• _Description of the task_: Make an exact transcription of the material, leaving out all images.

• _Entries provided_:
--- START ---

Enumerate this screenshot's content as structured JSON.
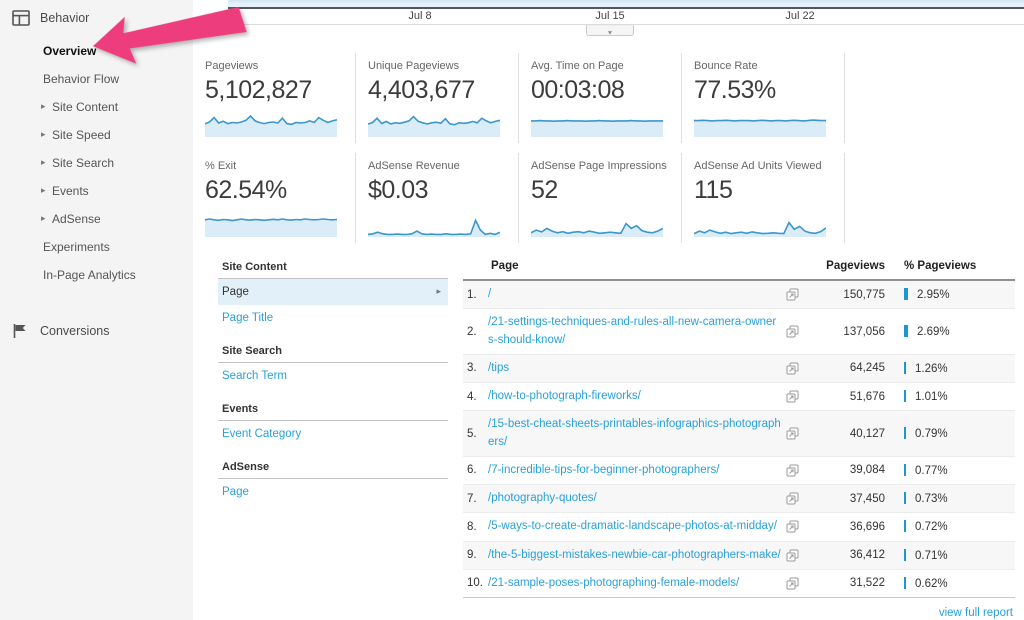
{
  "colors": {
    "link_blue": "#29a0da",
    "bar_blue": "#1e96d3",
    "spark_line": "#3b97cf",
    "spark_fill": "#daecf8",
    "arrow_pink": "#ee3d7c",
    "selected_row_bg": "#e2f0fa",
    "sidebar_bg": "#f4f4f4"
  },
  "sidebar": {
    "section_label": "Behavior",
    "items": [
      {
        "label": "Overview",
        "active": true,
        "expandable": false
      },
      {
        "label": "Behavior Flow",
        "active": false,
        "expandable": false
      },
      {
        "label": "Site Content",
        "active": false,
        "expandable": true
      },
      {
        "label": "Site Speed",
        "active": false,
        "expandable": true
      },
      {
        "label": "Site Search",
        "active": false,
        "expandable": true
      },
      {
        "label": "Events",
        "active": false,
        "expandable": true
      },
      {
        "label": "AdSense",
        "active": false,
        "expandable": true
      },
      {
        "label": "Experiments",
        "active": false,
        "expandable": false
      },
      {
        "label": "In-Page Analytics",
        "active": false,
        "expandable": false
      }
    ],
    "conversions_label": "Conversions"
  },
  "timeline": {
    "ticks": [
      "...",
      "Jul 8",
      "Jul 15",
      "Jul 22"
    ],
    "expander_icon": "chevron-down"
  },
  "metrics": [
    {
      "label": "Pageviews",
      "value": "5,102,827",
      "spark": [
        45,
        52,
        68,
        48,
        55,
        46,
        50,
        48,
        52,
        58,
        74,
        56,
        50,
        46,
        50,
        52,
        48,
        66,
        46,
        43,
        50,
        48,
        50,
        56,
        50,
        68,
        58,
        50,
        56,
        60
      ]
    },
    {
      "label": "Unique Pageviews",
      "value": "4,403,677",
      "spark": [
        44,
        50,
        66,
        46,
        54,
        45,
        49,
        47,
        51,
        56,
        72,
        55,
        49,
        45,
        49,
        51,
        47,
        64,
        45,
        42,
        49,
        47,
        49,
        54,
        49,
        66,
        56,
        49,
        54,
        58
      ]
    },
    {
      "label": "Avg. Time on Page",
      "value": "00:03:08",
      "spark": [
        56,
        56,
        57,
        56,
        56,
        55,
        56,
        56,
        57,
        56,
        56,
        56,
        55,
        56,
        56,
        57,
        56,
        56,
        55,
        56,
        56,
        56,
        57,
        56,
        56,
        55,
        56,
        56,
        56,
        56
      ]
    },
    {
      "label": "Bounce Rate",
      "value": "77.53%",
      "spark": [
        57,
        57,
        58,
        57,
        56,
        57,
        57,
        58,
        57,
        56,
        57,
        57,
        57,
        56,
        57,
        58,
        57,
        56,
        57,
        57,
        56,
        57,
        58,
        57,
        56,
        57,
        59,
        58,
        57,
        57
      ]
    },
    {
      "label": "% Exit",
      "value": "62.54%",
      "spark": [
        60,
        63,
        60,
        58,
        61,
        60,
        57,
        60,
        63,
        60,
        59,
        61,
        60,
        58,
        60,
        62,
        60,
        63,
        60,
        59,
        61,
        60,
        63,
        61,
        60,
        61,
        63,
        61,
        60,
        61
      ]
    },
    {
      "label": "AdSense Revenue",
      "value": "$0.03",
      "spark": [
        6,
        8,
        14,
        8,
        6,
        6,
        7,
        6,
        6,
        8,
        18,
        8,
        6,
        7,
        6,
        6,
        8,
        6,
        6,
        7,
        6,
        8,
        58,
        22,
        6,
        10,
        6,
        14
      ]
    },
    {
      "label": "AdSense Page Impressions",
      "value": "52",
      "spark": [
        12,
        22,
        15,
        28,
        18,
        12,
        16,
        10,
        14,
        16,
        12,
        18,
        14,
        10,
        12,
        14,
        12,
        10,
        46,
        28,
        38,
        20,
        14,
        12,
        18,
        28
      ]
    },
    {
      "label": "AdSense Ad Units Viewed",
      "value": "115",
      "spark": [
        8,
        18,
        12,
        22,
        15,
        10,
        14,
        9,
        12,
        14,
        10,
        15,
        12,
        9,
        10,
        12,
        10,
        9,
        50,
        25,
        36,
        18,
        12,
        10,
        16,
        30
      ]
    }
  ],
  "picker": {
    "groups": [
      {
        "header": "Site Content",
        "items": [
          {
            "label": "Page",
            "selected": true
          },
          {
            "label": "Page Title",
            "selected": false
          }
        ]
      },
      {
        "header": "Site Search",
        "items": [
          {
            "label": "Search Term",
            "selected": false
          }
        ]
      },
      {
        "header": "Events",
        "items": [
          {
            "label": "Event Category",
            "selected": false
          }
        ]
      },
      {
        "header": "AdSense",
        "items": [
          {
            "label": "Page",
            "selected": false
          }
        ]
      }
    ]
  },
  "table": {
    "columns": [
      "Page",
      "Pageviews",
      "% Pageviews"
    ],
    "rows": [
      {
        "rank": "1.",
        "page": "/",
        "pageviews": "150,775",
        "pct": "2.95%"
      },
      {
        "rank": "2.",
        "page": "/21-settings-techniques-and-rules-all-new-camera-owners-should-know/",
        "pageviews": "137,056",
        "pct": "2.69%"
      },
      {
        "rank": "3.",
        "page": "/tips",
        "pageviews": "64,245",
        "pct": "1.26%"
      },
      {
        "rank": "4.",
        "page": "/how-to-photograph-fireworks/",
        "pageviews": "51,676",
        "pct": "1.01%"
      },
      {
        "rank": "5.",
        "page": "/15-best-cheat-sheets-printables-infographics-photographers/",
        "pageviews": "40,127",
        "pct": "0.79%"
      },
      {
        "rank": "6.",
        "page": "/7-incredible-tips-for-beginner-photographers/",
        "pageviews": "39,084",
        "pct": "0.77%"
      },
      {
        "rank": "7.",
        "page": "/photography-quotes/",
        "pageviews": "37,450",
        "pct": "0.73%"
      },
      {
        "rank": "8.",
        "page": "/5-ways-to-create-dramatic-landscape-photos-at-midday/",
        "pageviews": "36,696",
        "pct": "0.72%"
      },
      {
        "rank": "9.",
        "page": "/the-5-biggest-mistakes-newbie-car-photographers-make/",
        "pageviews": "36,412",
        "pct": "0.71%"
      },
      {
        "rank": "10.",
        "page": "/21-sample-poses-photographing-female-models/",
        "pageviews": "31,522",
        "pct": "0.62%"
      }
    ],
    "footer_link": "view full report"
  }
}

--- END ---

• _Reply_:
Enumerate this screenshot's content as structured JSON.
{
  "colors": {
    "link_blue": "#29a0da",
    "bar_blue": "#1e96d3",
    "spark_line": "#3b97cf",
    "spark_fill": "#daecf8",
    "arrow_pink": "#ee3d7c",
    "selected_row_bg": "#e2f0fa",
    "sidebar_bg": "#f4f4f4"
  },
  "sidebar": {
    "section_label": "Behavior",
    "items": [
      {
        "label": "Overview",
        "active": true,
        "expandable": false
      },
      {
        "label": "Behavior Flow",
        "active": false,
        "expandable": false
      },
      {
        "label": "Site Content",
        "active": false,
        "expandable": true
      },
      {
        "label": "Site Speed",
        "active": false,
        "expandable": true
      },
      {
        "label": "Site Search",
        "active": false,
        "expandable": true
      },
      {
        "label": "Events",
        "active": false,
        "expandable": true
      },
      {
        "label": "AdSense",
        "active": false,
        "expandable": true
      },
      {
        "label": "Experiments",
        "active": false,
        "expandable": false
      },
      {
        "label": "In-Page Analytics",
        "active": false,
        "expandable": false
      }
    ],
    "conversions_label": "Conversions"
  },
  "timeline": {
    "ticks": [
      "...",
      "Jul 8",
      "Jul 15",
      "Jul 22"
    ],
    "expander_icon": "chevron-down"
  },
  "metrics": [
    {
      "label": "Pageviews",
      "value": "5,102,827",
      "spark": [
        45,
        52,
        68,
        48,
        55,
        46,
        50,
        48,
        52,
        58,
        74,
        56,
        50,
        46,
        50,
        52,
        48,
        66,
        46,
        43,
        50,
        48,
        50,
        56,
        50,
        68,
        58,
        50,
        56,
        60
      ]
    },
    {
      "label": "Unique Pageviews",
      "value": "4,403,677",
      "spark": [
        44,
        50,
        66,
        46,
        54,
        45,
        49,
        47,
        51,
        56,
        72,
        55,
        49,
        45,
        49,
        51,
        47,
        64,
        45,
        42,
        49,
        47,
        49,
        54,
        49,
        66,
        56,
        49,
        54,
        58
      ]
    },
    {
      "label": "Avg. Time on Page",
      "value": "00:03:08",
      "spark": [
        56,
        56,
        57,
        56,
        56,
        55,
        56,
        56,
        57,
        56,
        56,
        56,
        55,
        56,
        56,
        57,
        56,
        56,
        55,
        56,
        56,
        56,
        57,
        56,
        56,
        55,
        56,
        56,
        56,
        56
      ]
    },
    {
      "label": "Bounce Rate",
      "value": "77.53%",
      "spark": [
        57,
        57,
        58,
        57,
        56,
        57,
        57,
        58,
        57,
        56,
        57,
        57,
        57,
        56,
        57,
        58,
        57,
        56,
        57,
        57,
        56,
        57,
        58,
        57,
        56,
        57,
        59,
        58,
        57,
        57
      ]
    },
    {
      "label": "% Exit",
      "value": "62.54%",
      "spark": [
        60,
        63,
        60,
        58,
        61,
        60,
        57,
        60,
        63,
        60,
        59,
        61,
        60,
        58,
        60,
        62,
        60,
        63,
        60,
        59,
        61,
        60,
        63,
        61,
        60,
        61,
        63,
        61,
        60,
        61
      ]
    },
    {
      "label": "AdSense Revenue",
      "value": "$0.03",
      "spark": [
        6,
        8,
        14,
        8,
        6,
        6,
        7,
        6,
        6,
        8,
        18,
        8,
        6,
        7,
        6,
        6,
        8,
        6,
        6,
        7,
        6,
        8,
        58,
        22,
        6,
        10,
        6,
        14
      ]
    },
    {
      "label": "AdSense Page Impressions",
      "value": "52",
      "spark": [
        12,
        22,
        15,
        28,
        18,
        12,
        16,
        10,
        14,
        16,
        12,
        18,
        14,
        10,
        12,
        14,
        12,
        10,
        46,
        28,
        38,
        20,
        14,
        12,
        18,
        28
      ]
    },
    {
      "label": "AdSense Ad Units Viewed",
      "value": "115",
      "spark": [
        8,
        18,
        12,
        22,
        15,
        10,
        14,
        9,
        12,
        14,
        10,
        15,
        12,
        9,
        10,
        12,
        10,
        9,
        50,
        25,
        36,
        18,
        12,
        10,
        16,
        30
      ]
    }
  ],
  "picker": {
    "groups": [
      {
        "header": "Site Content",
        "items": [
          {
            "label": "Page",
            "selected": true
          },
          {
            "label": "Page Title",
            "selected": false
          }
        ]
      },
      {
        "header": "Site Search",
        "items": [
          {
            "label": "Search Term",
            "selected": false
          }
        ]
      },
      {
        "header": "Events",
        "items": [
          {
            "label": "Event Category",
            "selected": false
          }
        ]
      },
      {
        "header": "AdSense",
        "items": [
          {
            "label": "Page",
            "selected": false
          }
        ]
      }
    ]
  },
  "table": {
    "columns": [
      "Page",
      "Pageviews",
      "% Pageviews"
    ],
    "rows": [
      {
        "rank": "1.",
        "page": "/",
        "pageviews": "150,775",
        "pct": "2.95%"
      },
      {
        "rank": "2.",
        "page": "/21-settings-techniques-and-rules-all-new-camera-owners-should-know/",
        "pageviews": "137,056",
        "pct": "2.69%"
      },
      {
        "rank": "3.",
        "page": "/tips",
        "pageviews": "64,245",
        "pct": "1.26%"
      },
      {
        "rank": "4.",
        "page": "/how-to-photograph-fireworks/",
        "pageviews": "51,676",
        "pct": "1.01%"
      },
      {
        "rank": "5.",
        "page": "/15-best-cheat-sheets-printables-infographics-photographers/",
        "pageviews": "40,127",
        "pct": "0.79%"
      },
      {
        "rank": "6.",
        "page": "/7-incredible-tips-for-beginner-photographers/",
        "pageviews": "39,084",
        "pct": "0.77%"
      },
      {
        "rank": "7.",
        "page": "/photography-quotes/",
        "pageviews": "37,450",
        "pct": "0.73%"
      },
      {
        "rank": "8.",
        "page": "/5-ways-to-create-dramatic-landscape-photos-at-midday/",
        "pageviews": "36,696",
        "pct": "0.72%"
      },
      {
        "rank": "9.",
        "page": "/the-5-biggest-mistakes-newbie-car-photographers-make/",
        "pageviews": "36,412",
        "pct": "0.71%"
      },
      {
        "rank": "10.",
        "page": "/21-sample-poses-photographing-female-models/",
        "pageviews": "31,522",
        "pct": "0.62%"
      }
    ],
    "footer_link": "view full report"
  }
}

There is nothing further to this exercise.